Data extracted from a collection
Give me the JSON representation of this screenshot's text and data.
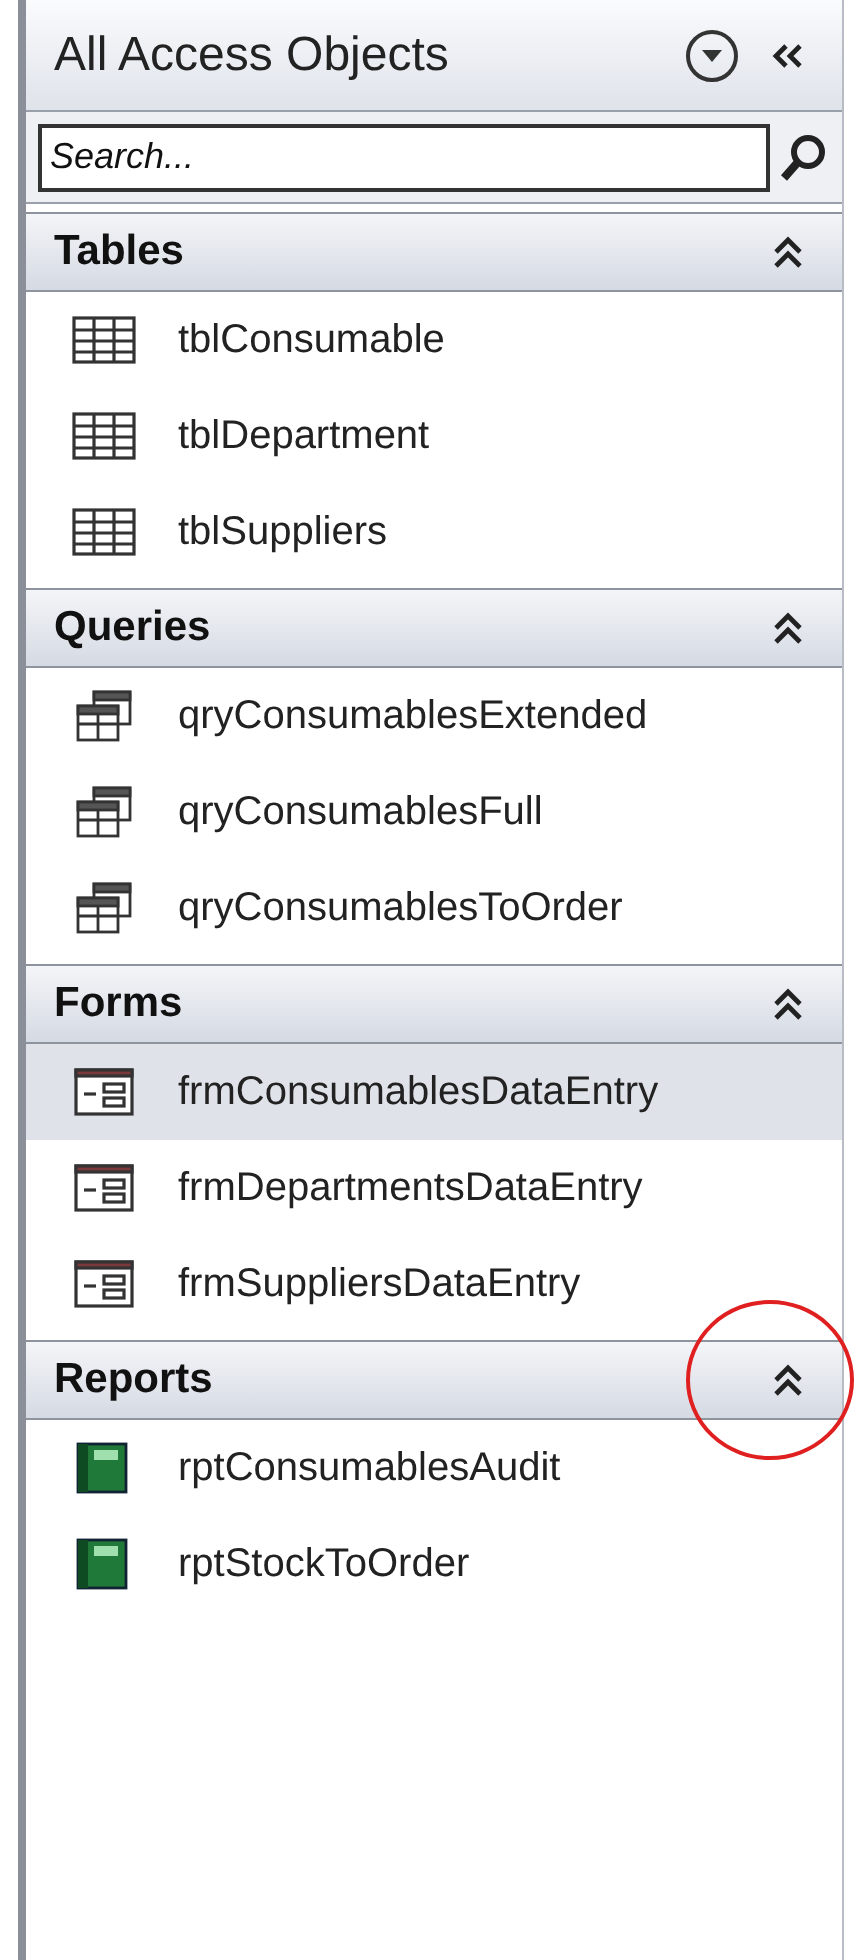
{
  "pane": {
    "title": "All Access Objects"
  },
  "search": {
    "placeholder": "Search..."
  },
  "groups": [
    {
      "name": "Tables",
      "kind": "table",
      "expanded": true,
      "circled": false,
      "items": [
        {
          "label": "tblConsumable",
          "selected": false
        },
        {
          "label": "tblDepartment",
          "selected": false
        },
        {
          "label": "tblSuppliers",
          "selected": false
        }
      ]
    },
    {
      "name": "Queries",
      "kind": "query",
      "expanded": true,
      "circled": false,
      "items": [
        {
          "label": "qryConsumablesExtended",
          "selected": false
        },
        {
          "label": "qryConsumablesFull",
          "selected": false
        },
        {
          "label": "qryConsumablesToOrder",
          "selected": false
        }
      ]
    },
    {
      "name": "Forms",
      "kind": "form",
      "expanded": true,
      "circled": false,
      "items": [
        {
          "label": "frmConsumablesDataEntry",
          "selected": true
        },
        {
          "label": "frmDepartmentsDataEntry",
          "selected": false
        },
        {
          "label": "frmSuppliersDataEntry",
          "selected": false
        }
      ]
    },
    {
      "name": "Reports",
      "kind": "report",
      "expanded": true,
      "circled": true,
      "items": [
        {
          "label": "rptConsumablesAudit",
          "selected": false
        },
        {
          "label": "rptStockToOrder",
          "selected": false
        }
      ]
    }
  ]
}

◆ INSTRUCTIONS TO FOLLOW
Extract from the material all lines containing the string "kind".

◆ WRITTEN ANSWER
      "kind": "table",
      "kind": "query",
      "kind": "form",
      "kind": "report",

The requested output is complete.